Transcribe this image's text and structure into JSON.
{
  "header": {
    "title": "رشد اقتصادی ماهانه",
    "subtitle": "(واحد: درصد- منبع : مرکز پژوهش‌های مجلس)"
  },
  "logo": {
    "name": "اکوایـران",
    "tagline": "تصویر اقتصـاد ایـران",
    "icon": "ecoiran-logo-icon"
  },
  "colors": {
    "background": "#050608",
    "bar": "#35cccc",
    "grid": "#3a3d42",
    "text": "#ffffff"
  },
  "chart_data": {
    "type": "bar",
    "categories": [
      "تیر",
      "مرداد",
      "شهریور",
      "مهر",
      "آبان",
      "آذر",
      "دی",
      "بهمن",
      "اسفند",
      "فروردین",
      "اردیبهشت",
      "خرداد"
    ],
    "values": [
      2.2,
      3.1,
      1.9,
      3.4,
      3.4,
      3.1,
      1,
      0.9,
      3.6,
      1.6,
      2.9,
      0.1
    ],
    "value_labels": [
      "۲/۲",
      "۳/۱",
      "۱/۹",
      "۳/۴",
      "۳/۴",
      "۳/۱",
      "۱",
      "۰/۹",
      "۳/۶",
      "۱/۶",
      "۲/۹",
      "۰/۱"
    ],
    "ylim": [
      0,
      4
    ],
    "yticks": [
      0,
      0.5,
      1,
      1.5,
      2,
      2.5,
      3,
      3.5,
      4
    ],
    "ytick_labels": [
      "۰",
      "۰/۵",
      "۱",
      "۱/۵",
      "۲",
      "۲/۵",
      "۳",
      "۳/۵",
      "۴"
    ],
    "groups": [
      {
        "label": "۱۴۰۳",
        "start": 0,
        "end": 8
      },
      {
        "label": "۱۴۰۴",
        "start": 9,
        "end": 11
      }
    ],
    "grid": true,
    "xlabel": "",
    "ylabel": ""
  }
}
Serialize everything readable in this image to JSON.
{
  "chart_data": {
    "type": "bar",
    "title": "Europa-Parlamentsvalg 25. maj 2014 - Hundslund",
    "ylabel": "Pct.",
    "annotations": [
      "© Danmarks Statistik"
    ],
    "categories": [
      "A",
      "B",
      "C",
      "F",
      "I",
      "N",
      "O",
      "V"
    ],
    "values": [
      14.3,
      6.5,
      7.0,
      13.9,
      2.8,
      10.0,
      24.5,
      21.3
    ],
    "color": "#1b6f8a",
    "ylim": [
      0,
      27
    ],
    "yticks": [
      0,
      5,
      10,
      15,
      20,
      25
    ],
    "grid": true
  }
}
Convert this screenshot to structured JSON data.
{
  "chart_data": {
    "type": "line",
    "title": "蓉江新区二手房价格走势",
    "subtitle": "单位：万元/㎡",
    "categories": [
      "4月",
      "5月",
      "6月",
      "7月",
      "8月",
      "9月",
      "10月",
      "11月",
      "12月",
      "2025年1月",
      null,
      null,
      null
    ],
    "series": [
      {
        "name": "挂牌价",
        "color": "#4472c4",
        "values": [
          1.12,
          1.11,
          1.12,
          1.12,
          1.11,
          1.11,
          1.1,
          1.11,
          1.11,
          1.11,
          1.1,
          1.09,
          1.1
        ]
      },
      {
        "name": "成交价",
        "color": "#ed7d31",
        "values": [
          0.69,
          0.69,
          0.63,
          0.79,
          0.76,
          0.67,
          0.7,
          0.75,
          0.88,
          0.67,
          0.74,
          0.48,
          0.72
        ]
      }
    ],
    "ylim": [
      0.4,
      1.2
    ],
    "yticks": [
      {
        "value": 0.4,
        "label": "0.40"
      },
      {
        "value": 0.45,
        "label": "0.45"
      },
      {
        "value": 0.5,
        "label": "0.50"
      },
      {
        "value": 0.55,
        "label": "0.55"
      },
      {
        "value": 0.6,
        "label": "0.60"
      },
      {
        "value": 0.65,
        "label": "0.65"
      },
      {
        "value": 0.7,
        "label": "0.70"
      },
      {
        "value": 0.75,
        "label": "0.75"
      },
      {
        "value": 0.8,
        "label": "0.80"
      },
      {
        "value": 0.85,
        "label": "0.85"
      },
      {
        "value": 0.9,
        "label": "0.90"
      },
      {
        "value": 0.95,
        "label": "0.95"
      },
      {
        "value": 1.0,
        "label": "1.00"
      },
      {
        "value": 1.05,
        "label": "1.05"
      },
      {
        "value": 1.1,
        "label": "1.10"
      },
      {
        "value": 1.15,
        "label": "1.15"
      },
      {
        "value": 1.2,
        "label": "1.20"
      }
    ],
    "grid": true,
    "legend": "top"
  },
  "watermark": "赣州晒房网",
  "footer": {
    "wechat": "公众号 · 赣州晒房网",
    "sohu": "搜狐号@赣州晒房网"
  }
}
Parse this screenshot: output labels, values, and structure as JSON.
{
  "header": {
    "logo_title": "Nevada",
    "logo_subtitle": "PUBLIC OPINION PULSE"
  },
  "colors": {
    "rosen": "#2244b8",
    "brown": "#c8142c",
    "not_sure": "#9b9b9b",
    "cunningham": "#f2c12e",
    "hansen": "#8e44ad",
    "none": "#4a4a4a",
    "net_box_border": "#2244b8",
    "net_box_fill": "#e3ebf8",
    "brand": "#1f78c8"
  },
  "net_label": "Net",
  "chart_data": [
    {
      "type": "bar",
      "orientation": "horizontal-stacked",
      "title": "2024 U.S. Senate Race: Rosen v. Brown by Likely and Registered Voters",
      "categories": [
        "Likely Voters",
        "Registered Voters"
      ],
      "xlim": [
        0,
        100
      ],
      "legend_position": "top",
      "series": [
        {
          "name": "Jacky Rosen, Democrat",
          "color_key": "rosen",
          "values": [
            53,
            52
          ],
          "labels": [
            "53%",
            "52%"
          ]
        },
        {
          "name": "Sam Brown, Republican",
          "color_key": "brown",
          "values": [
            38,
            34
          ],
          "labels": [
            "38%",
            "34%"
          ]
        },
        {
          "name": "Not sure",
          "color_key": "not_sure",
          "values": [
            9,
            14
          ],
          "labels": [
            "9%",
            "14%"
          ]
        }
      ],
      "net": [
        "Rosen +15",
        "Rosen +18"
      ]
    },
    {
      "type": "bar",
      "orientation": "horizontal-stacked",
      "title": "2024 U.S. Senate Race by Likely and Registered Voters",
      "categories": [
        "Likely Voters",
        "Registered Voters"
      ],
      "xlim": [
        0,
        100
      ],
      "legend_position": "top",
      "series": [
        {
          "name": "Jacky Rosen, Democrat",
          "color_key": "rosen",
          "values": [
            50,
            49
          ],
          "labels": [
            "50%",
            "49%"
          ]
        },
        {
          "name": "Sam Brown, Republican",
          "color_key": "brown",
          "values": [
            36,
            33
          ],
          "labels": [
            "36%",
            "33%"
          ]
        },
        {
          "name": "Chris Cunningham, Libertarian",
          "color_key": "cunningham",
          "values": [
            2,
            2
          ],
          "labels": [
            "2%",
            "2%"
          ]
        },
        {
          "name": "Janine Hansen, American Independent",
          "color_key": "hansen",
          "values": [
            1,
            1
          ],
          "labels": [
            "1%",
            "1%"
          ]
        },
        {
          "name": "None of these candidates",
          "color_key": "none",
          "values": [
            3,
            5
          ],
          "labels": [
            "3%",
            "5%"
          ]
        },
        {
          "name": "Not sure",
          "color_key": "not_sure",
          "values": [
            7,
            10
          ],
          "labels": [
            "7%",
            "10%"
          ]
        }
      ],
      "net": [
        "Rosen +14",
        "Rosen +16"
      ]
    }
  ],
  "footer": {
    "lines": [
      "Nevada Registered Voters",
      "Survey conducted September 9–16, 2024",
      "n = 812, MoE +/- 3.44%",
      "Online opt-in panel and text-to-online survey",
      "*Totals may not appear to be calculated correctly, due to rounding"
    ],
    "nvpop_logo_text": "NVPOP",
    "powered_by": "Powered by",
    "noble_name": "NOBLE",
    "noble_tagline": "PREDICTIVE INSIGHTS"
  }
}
- - -
**EXERCISE AIM**
Every line that holds the string "screenshot" should be returned.

**ANSWER FOR THIS EXERCISE**
Convert this screenshot to structured JSON data.
Parse this screenshot: output labels, values, and structure as JSON.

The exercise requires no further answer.